**DATA ENTRIES**
____
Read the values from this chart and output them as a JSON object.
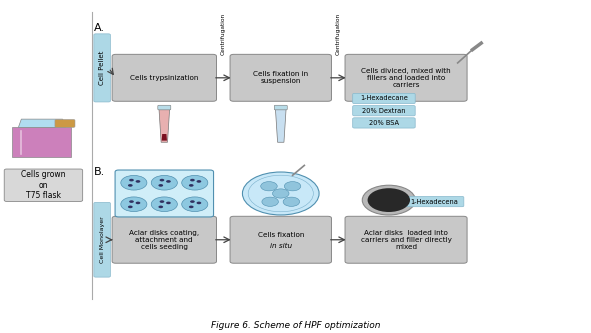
{
  "title": "Figure 6. Scheme of HPF optimization",
  "bg_color": "#ffffff",
  "box_gray": "#c8c8c8",
  "box_cyan": "#add8e6",
  "arrow_color": "#555555",
  "section_A": "A.",
  "section_B": "B.",
  "cell_pellet": "Cell Pellet",
  "cell_monolayer": "Cell Monolayer",
  "flask_label": "Cells grown\non\nT75 flask",
  "rowA_boxes": [
    "Cells trypsinization",
    "Cells fixation in\nsuspension",
    "Cells diviced, mixed with\nfillers and loaded into\ncarriers"
  ],
  "centrifugation": "Centrifugation",
  "rowB_box0": "Aclar disks coating,\nattachment and\ncells seeding",
  "rowB_box1_top": "Cells fixation",
  "rowB_box1_bot": "in situ",
  "rowB_box2": "Aclar disks  loaded into\ncarriers and filler directly\nmixed",
  "fillers": [
    "1-Hexadecane",
    "20% Dextran",
    "20% BSA"
  ],
  "filler_B": "1-Hexadecena"
}
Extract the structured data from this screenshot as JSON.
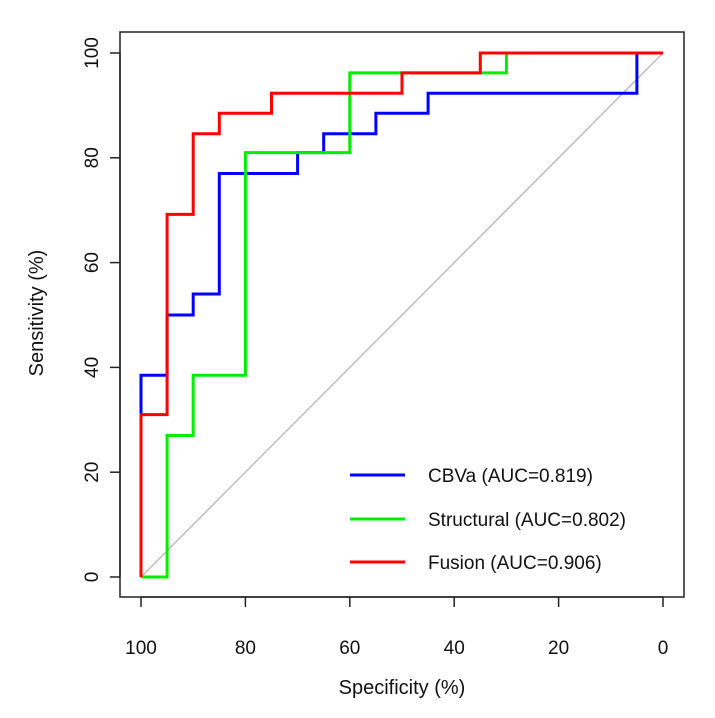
{
  "chart_data": {
    "type": "line",
    "title": "",
    "xlabel": "Specificity (%)",
    "ylabel": "Sensitivity (%)",
    "xlim": [
      100,
      0
    ],
    "ylim": [
      0,
      100
    ],
    "x_ticks": [
      100,
      80,
      60,
      40,
      20,
      0
    ],
    "y_ticks": [
      0,
      20,
      40,
      60,
      80,
      100
    ],
    "grid": false,
    "legend_position": "bottom-right",
    "reference_line": {
      "from": [
        100,
        0
      ],
      "to": [
        0,
        100
      ],
      "color": "#b0b0b0"
    },
    "series": [
      {
        "name": "CBVa",
        "legend_label": "CBVa (AUC=0.819)",
        "color": "#0000ff",
        "points": [
          [
            100,
            0
          ],
          [
            100,
            31
          ],
          [
            100,
            38.5
          ],
          [
            95,
            38.5
          ],
          [
            95,
            50
          ],
          [
            90,
            50
          ],
          [
            90,
            54
          ],
          [
            85,
            54
          ],
          [
            85,
            77
          ],
          [
            70,
            77
          ],
          [
            70,
            81
          ],
          [
            65,
            81
          ],
          [
            65,
            84.6
          ],
          [
            55,
            84.6
          ],
          [
            55,
            88.5
          ],
          [
            45,
            88.5
          ],
          [
            45,
            92.3
          ],
          [
            5,
            92.3
          ],
          [
            5,
            100
          ],
          [
            0,
            100
          ]
        ]
      },
      {
        "name": "Structural",
        "legend_label": "Structural (AUC=0.802)",
        "color": "#00ee00",
        "points": [
          [
            100,
            0
          ],
          [
            95,
            0
          ],
          [
            95,
            27
          ],
          [
            90,
            27
          ],
          [
            90,
            38.5
          ],
          [
            80,
            38.5
          ],
          [
            80,
            81
          ],
          [
            60,
            81
          ],
          [
            60,
            96.2
          ],
          [
            30,
            96.2
          ],
          [
            30,
            100
          ],
          [
            0,
            100
          ]
        ]
      },
      {
        "name": "Fusion",
        "legend_label": "Fusion (AUC=0.906)",
        "color": "#ff0000",
        "points": [
          [
            100,
            0
          ],
          [
            100,
            31
          ],
          [
            95,
            31
          ],
          [
            95,
            69.2
          ],
          [
            90,
            69.2
          ],
          [
            90,
            84.6
          ],
          [
            85,
            84.6
          ],
          [
            85,
            88.5
          ],
          [
            75,
            88.5
          ],
          [
            75,
            92.3
          ],
          [
            50,
            92.3
          ],
          [
            50,
            96.2
          ],
          [
            35,
            96.2
          ],
          [
            35,
            100
          ],
          [
            0,
            100
          ]
        ]
      }
    ]
  }
}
____
**DESCRIPTION OF THE TASK**
Keep the pictures out of your copy, and repeat every entry above exactly.

**ANSWER IN FULL**
Read the values from this chart and output them as a JSON object.
{
  "title": "Figure 6. Scheme of HPF optimization",
  "bg_color": "#ffffff",
  "box_gray": "#c8c8c8",
  "box_cyan": "#add8e6",
  "arrow_color": "#555555",
  "section_A": "A.",
  "section_B": "B.",
  "cell_pellet": "Cell Pellet",
  "cell_monolayer": "Cell Monolayer",
  "flask_label": "Cells grown\non\nT75 flask",
  "rowA_boxes": [
    "Cells trypsinization",
    "Cells fixation in\nsuspension",
    "Cells diviced, mixed with\nfillers and loaded into\ncarriers"
  ],
  "centrifugation": "Centrifugation",
  "rowB_box0": "Aclar disks coating,\nattachment and\ncells seeding",
  "rowB_box1_top": "Cells fixation",
  "rowB_box1_bot": "in situ",
  "rowB_box2": "Aclar disks  loaded into\ncarriers and filler directly\nmixed",
  "fillers": [
    "1-Hexadecane",
    "20% Dextran",
    "20% BSA"
  ],
  "filler_B": "1-Hexadecena"
}
Extract the structured data from this screenshot as JSON.
{
  "chart_data": {
    "type": "line",
    "title": "",
    "xlabel": "Specificity (%)",
    "ylabel": "Sensitivity (%)",
    "xlim": [
      100,
      0
    ],
    "ylim": [
      0,
      100
    ],
    "x_ticks": [
      100,
      80,
      60,
      40,
      20,
      0
    ],
    "y_ticks": [
      0,
      20,
      40,
      60,
      80,
      100
    ],
    "grid": false,
    "legend_position": "bottom-right",
    "reference_line": {
      "from": [
        100,
        0
      ],
      "to": [
        0,
        100
      ],
      "color": "#b0b0b0"
    },
    "series": [
      {
        "name": "CBVa",
        "legend_label": "CBVa (AUC=0.819)",
        "color": "#0000ff",
        "points": [
          [
            100,
            0
          ],
          [
            100,
            31
          ],
          [
            100,
            38.5
          ],
          [
            95,
            38.5
          ],
          [
            95,
            50
          ],
          [
            90,
            50
          ],
          [
            90,
            54
          ],
          [
            85,
            54
          ],
          [
            85,
            77
          ],
          [
            70,
            77
          ],
          [
            70,
            81
          ],
          [
            65,
            81
          ],
          [
            65,
            84.6
          ],
          [
            55,
            84.6
          ],
          [
            55,
            88.5
          ],
          [
            45,
            88.5
          ],
          [
            45,
            92.3
          ],
          [
            5,
            92.3
          ],
          [
            5,
            100
          ],
          [
            0,
            100
          ]
        ]
      },
      {
        "name": "Structural",
        "legend_label": "Structural (AUC=0.802)",
        "color": "#00ee00",
        "points": [
          [
            100,
            0
          ],
          [
            95,
            0
          ],
          [
            95,
            27
          ],
          [
            90,
            27
          ],
          [
            90,
            38.5
          ],
          [
            80,
            38.5
          ],
          [
            80,
            81
          ],
          [
            60,
            81
          ],
          [
            60,
            96.2
          ],
          [
            30,
            96.2
          ],
          [
            30,
            100
          ],
          [
            0,
            100
          ]
        ]
      },
      {
        "name": "Fusion",
        "legend_label": "Fusion (AUC=0.906)",
        "color": "#ff0000",
        "points": [
          [
            100,
            0
          ],
          [
            100,
            31
          ],
          [
            95,
            31
          ],
          [
            95,
            69.2
          ],
          [
            90,
            69.2
          ],
          [
            90,
            84.6
          ],
          [
            85,
            84.6
          ],
          [
            85,
            88.5
          ],
          [
            75,
            88.5
          ],
          [
            75,
            92.3
          ],
          [
            50,
            92.3
          ],
          [
            50,
            96.2
          ],
          [
            35,
            96.2
          ],
          [
            35,
            100
          ],
          [
            0,
            100
          ]
        ]
      }
    ]
  }
}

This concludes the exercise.